**Problem requirements**: Each entry below must be repeated exactly, with pictures left out.

**Saved entries**:
------------------------------------------------

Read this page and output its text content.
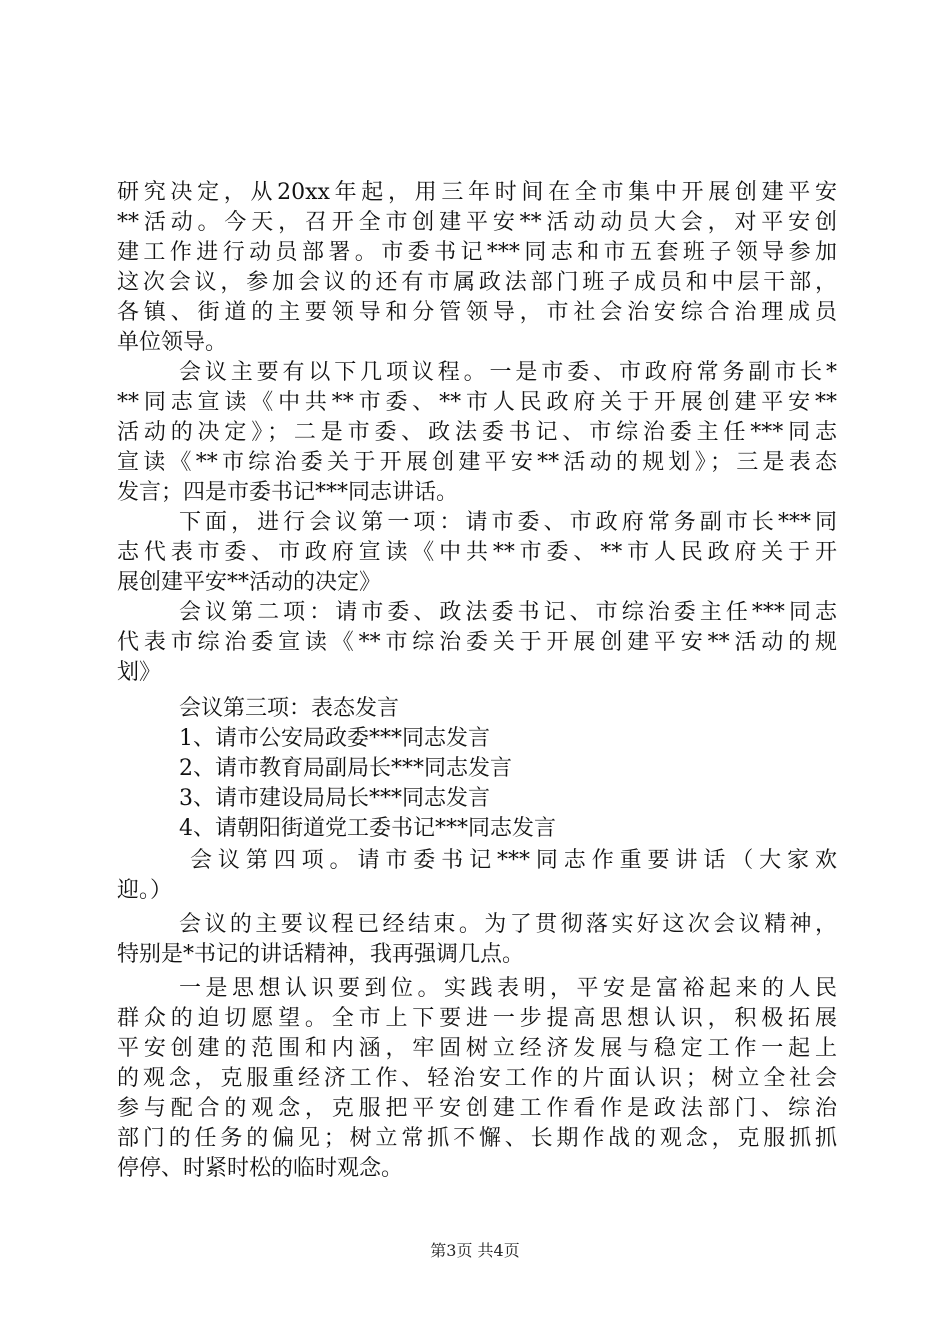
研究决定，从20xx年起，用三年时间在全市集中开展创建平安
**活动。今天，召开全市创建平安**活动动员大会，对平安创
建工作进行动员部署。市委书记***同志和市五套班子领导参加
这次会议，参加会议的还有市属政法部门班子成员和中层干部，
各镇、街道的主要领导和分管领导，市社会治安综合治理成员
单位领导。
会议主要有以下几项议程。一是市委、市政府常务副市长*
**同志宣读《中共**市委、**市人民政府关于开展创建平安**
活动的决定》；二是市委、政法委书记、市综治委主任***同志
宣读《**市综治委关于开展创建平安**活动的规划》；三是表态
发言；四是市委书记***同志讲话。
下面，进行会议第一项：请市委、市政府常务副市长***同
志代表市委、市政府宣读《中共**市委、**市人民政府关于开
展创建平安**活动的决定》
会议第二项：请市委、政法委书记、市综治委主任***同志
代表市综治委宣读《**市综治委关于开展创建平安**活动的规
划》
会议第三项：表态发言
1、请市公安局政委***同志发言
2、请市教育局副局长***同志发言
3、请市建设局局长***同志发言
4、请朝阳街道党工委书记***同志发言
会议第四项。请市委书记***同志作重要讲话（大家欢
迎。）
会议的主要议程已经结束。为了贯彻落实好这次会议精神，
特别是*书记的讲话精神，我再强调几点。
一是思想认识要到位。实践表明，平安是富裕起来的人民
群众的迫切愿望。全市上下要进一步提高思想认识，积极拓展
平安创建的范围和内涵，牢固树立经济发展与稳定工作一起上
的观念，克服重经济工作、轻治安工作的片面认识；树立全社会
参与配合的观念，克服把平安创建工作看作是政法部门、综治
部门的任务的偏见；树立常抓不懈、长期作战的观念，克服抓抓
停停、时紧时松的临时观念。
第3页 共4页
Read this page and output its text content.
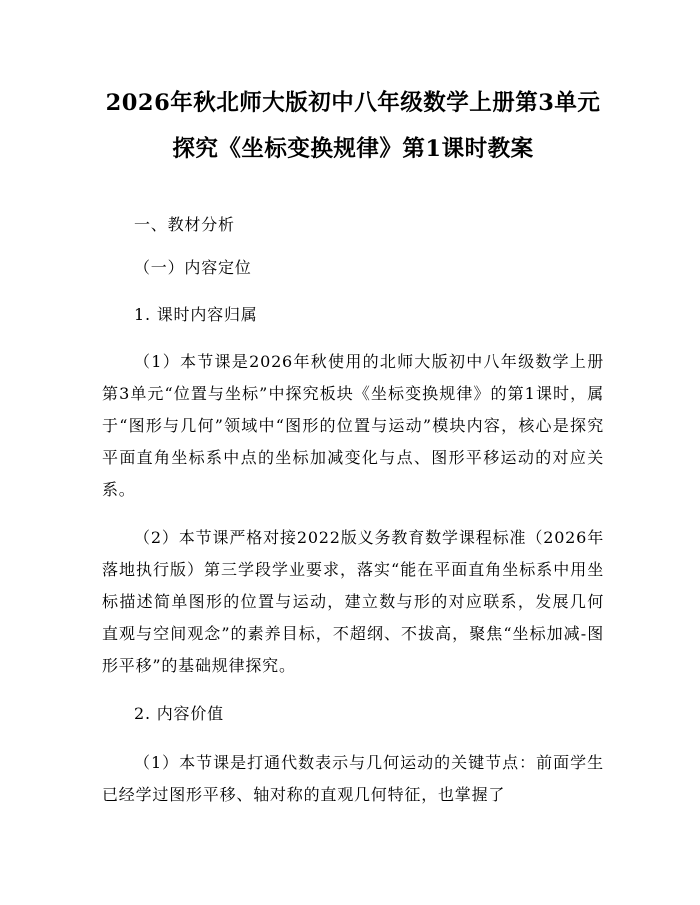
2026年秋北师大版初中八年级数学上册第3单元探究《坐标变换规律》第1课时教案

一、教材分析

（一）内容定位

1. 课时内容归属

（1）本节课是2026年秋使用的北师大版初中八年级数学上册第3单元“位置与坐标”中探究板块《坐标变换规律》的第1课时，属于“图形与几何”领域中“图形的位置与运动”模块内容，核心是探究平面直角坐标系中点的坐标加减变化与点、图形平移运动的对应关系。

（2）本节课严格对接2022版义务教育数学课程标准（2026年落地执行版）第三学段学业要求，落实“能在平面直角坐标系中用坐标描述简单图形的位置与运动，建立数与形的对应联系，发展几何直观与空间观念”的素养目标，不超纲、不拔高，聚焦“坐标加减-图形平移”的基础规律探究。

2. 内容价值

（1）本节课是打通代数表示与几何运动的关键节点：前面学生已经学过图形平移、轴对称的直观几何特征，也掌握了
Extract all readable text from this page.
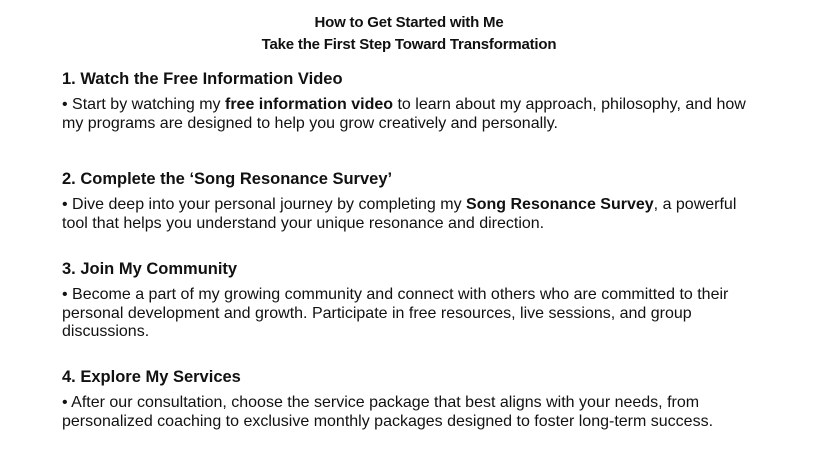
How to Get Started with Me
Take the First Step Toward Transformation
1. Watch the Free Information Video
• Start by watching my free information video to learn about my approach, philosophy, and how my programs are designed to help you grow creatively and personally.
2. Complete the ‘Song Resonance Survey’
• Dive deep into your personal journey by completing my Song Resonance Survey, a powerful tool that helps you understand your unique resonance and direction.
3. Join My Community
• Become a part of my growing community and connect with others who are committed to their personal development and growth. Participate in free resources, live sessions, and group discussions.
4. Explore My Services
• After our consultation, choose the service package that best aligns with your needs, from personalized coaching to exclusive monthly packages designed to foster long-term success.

------------------------------------------------

**Answer**:
Read this page and output its text content.
研究决定，从20xx年起，用三年时间在全市集中开展创建平安
**活动。今天，召开全市创建平安**活动动员大会，对平安创
建工作进行动员部署。市委书记***同志和市五套班子领导参加
这次会议，参加会议的还有市属政法部门班子成员和中层干部，
各镇、街道的主要领导和分管领导，市社会治安综合治理成员
单位领导。
会议主要有以下几项议程。一是市委、市政府常务副市长*
**同志宣读《中共**市委、**市人民政府关于开展创建平安**
活动的决定》；二是市委、政法委书记、市综治委主任***同志
宣读《**市综治委关于开展创建平安**活动的规划》；三是表态
发言；四是市委书记***同志讲话。
下面，进行会议第一项：请市委、市政府常务副市长***同
志代表市委、市政府宣读《中共**市委、**市人民政府关于开
展创建平安**活动的决定》
会议第二项：请市委、政法委书记、市综治委主任***同志
代表市综治委宣读《**市综治委关于开展创建平安**活动的规
划》
会议第三项：表态发言
1、请市公安局政委***同志发言
2、请市教育局副局长***同志发言
3、请市建设局局长***同志发言
4、请朝阳街道党工委书记***同志发言
会议第四项。请市委书记***同志作重要讲话（大家欢
迎。）
会议的主要议程已经结束。为了贯彻落实好这次会议精神，
特别是*书记的讲话精神，我再强调几点。
一是思想认识要到位。实践表明，平安是富裕起来的人民
群众的迫切愿望。全市上下要进一步提高思想认识，积极拓展
平安创建的范围和内涵，牢固树立经济发展与稳定工作一起上
的观念，克服重经济工作、轻治安工作的片面认识；树立全社会
参与配合的观念，克服把平安创建工作看作是政法部门、综治
部门的任务的偏见；树立常抓不懈、长期作战的观念，克服抓抓
停停、时紧时松的临时观念。
第3页 共4页
Read this page and output its text content.
2026年秋北师大版初中八年级数学上册第3单元探究《坐标变换规律》第1课时教案

一、教材分析

（一）内容定位

1. 课时内容归属

（1）本节课是2026年秋使用的北师大版初中八年级数学上册第3单元“位置与坐标”中探究板块《坐标变换规律》的第1课时，属于“图形与几何”领域中“图形的位置与运动”模块内容，核心是探究平面直角坐标系中点的坐标加减变化与点、图形平移运动的对应关系。

（2）本节课严格对接2022版义务教育数学课程标准（2026年落地执行版）第三学段学业要求，落实“能在平面直角坐标系中用坐标描述简单图形的位置与运动，建立数与形的对应联系，发展几何直观与空间观念”的素养目标，不超纲、不拔高，聚焦“坐标加减-图形平移”的基础规律探究。

2. 内容价值

（1）本节课是打通代数表示与几何运动的关键节点：前面学生已经学过图形平移、轴对称的直观几何特征，也掌握了
Extract all readable text from this page.
How to Get Started with Me
Take the First Step Toward Transformation
1. Watch the Free Information Video
• Start by watching my free information video to learn about my approach, philosophy, and how my programs are designed to help you grow creatively and personally.
2. Complete the ‘Song Resonance Survey’
• Dive deep into your personal journey by completing my Song Resonance Survey, a powerful tool that helps you understand your unique resonance and direction.
3. Join My Community
• Become a part of my growing community and connect with others who are committed to their personal development and growth. Participate in free resources, live sessions, and group discussions.
4. Explore My Services
• After our consultation, choose the service package that best aligns with your needs, from personalized coaching to exclusive monthly packages designed to foster long-term success.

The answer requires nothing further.